-- Start of RECORDS SUPPLIED --

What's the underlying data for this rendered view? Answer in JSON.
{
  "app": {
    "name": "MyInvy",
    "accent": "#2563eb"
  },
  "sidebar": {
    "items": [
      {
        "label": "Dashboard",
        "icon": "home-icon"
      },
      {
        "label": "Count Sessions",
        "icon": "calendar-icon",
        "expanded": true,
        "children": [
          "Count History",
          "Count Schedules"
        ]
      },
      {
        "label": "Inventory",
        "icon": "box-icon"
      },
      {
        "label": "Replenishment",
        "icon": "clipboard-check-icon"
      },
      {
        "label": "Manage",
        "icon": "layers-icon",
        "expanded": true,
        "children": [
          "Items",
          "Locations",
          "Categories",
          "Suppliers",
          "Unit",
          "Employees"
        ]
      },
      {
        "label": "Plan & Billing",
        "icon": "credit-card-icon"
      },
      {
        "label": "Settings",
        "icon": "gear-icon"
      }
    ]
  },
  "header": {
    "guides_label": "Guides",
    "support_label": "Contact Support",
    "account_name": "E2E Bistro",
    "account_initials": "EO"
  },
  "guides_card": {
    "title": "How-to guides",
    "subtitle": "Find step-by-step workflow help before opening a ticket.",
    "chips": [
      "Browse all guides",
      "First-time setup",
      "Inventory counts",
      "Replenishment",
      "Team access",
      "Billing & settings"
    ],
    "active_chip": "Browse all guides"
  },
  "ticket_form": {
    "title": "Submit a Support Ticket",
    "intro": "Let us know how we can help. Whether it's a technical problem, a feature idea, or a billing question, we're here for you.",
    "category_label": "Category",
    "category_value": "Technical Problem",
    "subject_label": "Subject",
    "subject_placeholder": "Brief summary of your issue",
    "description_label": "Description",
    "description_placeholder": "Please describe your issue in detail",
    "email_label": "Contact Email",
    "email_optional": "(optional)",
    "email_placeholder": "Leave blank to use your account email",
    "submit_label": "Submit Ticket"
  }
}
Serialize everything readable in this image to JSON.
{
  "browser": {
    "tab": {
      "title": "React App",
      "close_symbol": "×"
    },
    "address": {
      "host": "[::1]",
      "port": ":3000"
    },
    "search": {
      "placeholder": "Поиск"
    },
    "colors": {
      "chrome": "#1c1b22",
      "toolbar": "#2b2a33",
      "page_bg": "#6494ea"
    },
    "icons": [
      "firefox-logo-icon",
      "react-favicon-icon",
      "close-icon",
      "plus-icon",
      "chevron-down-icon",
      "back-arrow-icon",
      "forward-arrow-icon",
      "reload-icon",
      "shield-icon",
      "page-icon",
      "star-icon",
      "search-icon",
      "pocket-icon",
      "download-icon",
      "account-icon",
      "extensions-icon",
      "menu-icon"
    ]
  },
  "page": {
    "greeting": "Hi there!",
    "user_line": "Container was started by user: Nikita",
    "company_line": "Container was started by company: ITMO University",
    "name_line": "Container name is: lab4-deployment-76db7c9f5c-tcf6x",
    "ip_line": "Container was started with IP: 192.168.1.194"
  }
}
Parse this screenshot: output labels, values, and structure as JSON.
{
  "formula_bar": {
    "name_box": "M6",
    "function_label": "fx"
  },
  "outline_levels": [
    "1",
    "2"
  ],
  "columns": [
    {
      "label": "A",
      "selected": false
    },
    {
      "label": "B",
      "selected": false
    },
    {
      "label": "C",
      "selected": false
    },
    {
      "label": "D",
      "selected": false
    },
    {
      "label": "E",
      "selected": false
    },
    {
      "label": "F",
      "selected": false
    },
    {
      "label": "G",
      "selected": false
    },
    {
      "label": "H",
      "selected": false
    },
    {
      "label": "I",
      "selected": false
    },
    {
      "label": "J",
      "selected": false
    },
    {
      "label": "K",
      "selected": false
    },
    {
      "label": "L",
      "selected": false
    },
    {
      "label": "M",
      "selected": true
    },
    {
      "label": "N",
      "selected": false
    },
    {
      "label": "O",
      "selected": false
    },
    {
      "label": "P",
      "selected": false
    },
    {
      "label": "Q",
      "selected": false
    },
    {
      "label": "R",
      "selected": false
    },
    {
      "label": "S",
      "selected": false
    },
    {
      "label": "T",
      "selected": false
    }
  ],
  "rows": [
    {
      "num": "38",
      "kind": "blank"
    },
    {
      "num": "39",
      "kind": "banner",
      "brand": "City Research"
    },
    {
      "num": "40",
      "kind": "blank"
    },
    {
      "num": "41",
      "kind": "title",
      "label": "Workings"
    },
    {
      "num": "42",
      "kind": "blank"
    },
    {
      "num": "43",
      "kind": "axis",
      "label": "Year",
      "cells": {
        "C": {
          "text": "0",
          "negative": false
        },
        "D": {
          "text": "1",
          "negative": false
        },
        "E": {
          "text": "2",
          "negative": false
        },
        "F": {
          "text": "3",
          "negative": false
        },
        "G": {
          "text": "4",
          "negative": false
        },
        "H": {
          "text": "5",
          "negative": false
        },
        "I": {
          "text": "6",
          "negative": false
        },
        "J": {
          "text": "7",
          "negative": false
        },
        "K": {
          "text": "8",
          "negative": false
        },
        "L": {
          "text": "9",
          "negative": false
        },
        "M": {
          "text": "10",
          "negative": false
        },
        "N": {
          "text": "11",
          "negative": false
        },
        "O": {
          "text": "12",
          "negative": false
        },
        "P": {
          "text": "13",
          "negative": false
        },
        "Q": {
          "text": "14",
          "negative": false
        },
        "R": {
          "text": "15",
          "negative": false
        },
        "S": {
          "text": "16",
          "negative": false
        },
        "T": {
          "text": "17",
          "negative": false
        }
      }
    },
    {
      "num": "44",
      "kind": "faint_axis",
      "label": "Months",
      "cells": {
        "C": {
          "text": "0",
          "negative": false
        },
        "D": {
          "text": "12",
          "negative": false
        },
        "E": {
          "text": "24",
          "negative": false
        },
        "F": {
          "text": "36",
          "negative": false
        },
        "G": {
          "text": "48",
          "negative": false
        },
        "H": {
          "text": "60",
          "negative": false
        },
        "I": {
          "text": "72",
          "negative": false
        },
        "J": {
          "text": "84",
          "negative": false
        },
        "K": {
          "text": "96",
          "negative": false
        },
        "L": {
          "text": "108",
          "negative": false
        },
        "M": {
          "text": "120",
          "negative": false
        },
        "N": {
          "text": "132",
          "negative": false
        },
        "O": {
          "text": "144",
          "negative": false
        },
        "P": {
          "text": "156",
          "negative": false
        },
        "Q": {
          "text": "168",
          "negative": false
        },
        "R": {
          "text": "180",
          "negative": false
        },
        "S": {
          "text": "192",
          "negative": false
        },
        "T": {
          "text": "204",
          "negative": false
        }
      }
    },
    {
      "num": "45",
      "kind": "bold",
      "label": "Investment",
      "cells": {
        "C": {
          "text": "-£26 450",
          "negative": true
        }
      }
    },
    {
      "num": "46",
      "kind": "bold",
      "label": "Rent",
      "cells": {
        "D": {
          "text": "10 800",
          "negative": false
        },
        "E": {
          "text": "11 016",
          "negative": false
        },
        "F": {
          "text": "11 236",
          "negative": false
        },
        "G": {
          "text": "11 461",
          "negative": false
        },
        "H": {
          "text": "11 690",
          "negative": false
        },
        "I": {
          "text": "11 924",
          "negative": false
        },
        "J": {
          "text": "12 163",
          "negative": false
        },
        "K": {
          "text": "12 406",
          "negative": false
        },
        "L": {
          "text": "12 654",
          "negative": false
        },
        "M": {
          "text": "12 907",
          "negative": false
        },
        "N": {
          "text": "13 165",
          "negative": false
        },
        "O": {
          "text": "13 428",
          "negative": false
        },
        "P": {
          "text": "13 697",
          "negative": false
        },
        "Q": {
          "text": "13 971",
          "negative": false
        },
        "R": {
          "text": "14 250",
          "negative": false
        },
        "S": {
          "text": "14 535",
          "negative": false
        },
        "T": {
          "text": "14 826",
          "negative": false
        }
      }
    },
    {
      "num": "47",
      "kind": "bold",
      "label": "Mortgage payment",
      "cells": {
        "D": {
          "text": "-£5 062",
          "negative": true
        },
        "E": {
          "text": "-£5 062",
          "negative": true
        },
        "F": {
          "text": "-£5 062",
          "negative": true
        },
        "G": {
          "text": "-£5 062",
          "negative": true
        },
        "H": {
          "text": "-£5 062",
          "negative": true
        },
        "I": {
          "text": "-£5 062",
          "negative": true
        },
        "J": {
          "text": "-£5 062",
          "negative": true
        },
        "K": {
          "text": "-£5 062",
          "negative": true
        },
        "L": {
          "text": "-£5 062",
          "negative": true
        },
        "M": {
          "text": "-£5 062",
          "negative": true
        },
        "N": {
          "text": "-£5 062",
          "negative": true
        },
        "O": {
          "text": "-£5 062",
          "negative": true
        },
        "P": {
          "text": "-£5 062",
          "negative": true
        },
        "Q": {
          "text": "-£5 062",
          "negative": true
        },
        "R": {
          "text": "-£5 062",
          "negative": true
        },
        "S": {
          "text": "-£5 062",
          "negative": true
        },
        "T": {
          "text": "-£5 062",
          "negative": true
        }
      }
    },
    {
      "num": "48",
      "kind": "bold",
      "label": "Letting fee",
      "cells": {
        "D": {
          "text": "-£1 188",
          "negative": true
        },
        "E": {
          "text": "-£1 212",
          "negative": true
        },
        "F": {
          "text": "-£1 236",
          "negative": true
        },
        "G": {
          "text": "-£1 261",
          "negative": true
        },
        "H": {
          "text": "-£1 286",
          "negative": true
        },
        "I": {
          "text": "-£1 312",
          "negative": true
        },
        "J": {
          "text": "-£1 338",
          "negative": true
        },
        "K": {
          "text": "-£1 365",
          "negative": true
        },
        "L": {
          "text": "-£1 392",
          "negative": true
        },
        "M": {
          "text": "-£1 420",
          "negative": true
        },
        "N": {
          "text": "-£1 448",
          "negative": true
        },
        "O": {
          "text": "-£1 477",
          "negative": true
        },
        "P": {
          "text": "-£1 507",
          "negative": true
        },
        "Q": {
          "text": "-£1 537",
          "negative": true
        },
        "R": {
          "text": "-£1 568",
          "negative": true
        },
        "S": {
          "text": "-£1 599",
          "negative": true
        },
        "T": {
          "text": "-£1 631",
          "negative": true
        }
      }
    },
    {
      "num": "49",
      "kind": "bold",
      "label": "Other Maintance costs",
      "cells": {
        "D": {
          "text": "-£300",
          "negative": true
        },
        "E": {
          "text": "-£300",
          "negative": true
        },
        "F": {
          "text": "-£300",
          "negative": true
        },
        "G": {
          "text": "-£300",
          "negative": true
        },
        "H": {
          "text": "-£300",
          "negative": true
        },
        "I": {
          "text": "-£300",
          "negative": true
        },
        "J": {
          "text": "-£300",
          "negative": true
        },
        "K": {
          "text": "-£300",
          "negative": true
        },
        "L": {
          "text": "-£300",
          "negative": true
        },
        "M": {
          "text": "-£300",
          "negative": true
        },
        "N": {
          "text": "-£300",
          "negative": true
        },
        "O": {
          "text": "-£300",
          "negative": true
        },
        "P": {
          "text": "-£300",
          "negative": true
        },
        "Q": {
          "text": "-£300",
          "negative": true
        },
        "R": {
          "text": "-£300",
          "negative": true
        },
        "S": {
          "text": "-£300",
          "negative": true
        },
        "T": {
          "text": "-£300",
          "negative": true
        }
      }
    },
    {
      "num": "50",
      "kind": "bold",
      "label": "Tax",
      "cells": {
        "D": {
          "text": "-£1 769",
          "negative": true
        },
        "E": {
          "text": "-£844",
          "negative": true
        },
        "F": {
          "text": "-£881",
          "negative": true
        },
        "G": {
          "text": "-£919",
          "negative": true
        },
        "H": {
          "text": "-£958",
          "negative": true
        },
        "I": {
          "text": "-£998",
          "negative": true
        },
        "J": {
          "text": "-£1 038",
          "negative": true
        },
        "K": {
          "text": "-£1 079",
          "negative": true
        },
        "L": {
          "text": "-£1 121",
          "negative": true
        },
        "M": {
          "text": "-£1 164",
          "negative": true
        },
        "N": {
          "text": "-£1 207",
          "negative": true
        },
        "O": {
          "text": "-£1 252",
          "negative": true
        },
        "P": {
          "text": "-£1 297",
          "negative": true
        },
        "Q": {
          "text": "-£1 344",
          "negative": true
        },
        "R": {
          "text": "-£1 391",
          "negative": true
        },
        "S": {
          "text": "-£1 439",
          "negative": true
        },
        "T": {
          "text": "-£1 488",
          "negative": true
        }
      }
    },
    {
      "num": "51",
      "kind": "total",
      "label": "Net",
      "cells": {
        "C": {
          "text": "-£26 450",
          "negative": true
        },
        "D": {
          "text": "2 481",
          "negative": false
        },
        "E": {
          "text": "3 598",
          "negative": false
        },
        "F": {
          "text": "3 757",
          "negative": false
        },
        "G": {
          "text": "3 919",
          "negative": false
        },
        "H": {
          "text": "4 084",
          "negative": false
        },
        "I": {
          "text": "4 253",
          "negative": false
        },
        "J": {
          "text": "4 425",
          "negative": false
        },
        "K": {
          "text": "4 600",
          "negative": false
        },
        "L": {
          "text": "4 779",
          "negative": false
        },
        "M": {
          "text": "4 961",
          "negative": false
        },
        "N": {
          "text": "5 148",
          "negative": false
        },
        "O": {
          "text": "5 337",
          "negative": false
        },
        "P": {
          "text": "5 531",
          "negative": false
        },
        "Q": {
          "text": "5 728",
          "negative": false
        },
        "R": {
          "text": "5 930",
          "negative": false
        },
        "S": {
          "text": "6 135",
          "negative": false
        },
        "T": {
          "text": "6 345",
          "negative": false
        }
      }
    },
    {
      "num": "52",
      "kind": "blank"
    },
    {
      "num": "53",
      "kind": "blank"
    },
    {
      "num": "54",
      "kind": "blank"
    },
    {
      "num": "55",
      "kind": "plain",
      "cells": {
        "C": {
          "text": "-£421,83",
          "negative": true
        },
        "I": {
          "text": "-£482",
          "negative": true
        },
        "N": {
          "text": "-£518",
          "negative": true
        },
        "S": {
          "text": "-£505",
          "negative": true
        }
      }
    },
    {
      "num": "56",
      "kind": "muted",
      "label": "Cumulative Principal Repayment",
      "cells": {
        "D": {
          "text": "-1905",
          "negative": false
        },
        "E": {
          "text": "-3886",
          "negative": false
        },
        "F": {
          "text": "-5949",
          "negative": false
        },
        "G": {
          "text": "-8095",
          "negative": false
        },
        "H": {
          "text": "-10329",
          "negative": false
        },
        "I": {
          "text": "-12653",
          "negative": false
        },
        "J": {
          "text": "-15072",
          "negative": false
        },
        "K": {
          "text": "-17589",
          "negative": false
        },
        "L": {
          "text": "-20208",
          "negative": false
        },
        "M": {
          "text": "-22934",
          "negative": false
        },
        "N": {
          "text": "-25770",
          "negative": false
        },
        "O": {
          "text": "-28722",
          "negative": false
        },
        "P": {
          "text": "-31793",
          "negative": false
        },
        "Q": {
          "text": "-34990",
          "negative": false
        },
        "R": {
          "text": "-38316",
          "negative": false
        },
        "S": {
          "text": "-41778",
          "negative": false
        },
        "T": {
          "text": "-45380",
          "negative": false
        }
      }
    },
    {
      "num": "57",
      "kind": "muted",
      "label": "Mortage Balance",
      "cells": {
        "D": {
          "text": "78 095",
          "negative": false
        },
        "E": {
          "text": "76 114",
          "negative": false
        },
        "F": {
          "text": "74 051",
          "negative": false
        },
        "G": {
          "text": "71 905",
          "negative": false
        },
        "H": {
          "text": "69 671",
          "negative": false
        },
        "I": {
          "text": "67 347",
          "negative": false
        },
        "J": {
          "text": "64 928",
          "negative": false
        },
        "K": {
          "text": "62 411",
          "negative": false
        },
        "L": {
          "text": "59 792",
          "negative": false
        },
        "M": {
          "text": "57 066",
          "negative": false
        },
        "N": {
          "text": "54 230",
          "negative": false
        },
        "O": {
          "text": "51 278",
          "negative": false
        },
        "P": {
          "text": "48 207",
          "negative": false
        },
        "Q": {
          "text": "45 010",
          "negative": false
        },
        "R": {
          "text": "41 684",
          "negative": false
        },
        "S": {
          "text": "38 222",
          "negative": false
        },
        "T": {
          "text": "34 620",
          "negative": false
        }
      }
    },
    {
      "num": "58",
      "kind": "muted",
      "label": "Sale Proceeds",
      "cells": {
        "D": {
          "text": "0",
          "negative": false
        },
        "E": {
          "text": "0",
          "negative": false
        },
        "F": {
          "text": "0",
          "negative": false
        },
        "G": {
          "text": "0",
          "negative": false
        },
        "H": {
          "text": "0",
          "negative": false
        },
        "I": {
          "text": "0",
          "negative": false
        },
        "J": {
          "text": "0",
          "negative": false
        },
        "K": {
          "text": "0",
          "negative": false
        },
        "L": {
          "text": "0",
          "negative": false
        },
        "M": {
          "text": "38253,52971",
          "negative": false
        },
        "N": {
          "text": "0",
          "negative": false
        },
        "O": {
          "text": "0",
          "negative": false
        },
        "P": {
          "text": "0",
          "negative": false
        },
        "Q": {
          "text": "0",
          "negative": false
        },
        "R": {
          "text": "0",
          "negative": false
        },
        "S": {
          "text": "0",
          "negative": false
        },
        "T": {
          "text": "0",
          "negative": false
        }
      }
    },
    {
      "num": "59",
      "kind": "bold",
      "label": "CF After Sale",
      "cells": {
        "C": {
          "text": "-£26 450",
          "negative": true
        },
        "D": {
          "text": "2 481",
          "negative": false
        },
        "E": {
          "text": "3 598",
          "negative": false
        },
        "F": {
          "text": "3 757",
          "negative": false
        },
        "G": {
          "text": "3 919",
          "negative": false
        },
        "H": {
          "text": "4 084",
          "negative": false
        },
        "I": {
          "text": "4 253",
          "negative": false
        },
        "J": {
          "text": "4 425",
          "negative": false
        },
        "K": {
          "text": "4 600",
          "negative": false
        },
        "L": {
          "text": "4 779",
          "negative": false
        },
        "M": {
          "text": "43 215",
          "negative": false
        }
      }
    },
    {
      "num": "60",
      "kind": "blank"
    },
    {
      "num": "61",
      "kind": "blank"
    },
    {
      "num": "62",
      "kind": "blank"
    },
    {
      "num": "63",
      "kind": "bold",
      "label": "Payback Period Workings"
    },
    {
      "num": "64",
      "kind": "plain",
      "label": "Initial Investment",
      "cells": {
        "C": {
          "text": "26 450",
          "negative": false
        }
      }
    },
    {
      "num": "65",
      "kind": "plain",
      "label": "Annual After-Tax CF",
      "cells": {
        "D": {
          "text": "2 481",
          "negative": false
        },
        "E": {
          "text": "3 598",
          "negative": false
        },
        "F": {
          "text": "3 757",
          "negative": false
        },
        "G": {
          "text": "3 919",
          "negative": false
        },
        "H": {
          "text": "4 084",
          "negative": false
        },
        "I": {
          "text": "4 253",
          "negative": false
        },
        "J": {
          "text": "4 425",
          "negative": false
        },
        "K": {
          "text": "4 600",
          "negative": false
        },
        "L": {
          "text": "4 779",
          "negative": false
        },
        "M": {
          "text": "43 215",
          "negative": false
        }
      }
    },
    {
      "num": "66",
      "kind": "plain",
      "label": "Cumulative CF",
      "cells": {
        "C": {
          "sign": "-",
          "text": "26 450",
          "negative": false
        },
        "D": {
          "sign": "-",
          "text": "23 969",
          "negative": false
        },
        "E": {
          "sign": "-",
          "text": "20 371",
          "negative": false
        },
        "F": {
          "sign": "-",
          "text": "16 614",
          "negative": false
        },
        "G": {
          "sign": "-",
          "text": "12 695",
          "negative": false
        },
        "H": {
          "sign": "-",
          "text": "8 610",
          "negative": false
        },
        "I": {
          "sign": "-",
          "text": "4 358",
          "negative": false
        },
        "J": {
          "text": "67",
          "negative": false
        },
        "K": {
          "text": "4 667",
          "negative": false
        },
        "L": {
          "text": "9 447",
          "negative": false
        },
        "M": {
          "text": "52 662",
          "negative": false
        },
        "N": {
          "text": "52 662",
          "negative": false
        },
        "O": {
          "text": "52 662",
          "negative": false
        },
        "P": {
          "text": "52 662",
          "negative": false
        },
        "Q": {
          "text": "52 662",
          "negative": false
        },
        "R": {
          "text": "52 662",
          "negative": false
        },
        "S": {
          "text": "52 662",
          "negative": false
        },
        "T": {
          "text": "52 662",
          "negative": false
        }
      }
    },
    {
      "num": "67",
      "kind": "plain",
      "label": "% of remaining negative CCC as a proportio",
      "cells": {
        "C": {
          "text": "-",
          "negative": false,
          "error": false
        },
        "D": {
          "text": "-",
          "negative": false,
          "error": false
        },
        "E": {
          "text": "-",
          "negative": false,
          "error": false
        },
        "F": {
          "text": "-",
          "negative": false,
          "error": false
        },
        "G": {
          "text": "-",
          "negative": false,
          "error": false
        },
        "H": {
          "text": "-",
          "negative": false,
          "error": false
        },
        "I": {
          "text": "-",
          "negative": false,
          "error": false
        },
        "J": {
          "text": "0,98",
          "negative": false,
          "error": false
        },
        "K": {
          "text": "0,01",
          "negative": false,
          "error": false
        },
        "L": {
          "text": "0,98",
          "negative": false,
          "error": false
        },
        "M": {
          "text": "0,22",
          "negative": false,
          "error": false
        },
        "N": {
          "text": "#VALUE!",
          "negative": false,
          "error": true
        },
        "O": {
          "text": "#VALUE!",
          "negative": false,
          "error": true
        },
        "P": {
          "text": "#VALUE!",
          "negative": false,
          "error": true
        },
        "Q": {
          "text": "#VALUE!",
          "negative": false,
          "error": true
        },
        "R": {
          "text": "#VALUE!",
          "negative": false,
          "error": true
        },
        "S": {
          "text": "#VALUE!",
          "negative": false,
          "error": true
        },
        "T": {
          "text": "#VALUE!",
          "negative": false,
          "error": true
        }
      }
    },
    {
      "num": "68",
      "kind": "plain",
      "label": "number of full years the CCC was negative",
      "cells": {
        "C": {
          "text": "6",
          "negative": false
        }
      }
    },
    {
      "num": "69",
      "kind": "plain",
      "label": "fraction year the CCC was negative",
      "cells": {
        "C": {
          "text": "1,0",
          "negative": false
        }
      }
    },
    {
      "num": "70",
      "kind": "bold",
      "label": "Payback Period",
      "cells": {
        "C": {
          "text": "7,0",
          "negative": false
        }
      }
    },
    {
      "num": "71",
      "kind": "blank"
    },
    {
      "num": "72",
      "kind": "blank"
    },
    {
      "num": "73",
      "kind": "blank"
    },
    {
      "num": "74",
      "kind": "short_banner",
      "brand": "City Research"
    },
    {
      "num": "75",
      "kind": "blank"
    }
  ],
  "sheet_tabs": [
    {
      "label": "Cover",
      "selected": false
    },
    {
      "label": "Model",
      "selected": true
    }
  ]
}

-- End of RECORDS SUPPLIED --

• [WHAT IS ASKED]: Across the records, how many lines contain "Replenishment"? Only the number should be given.

• [RESULT]: 2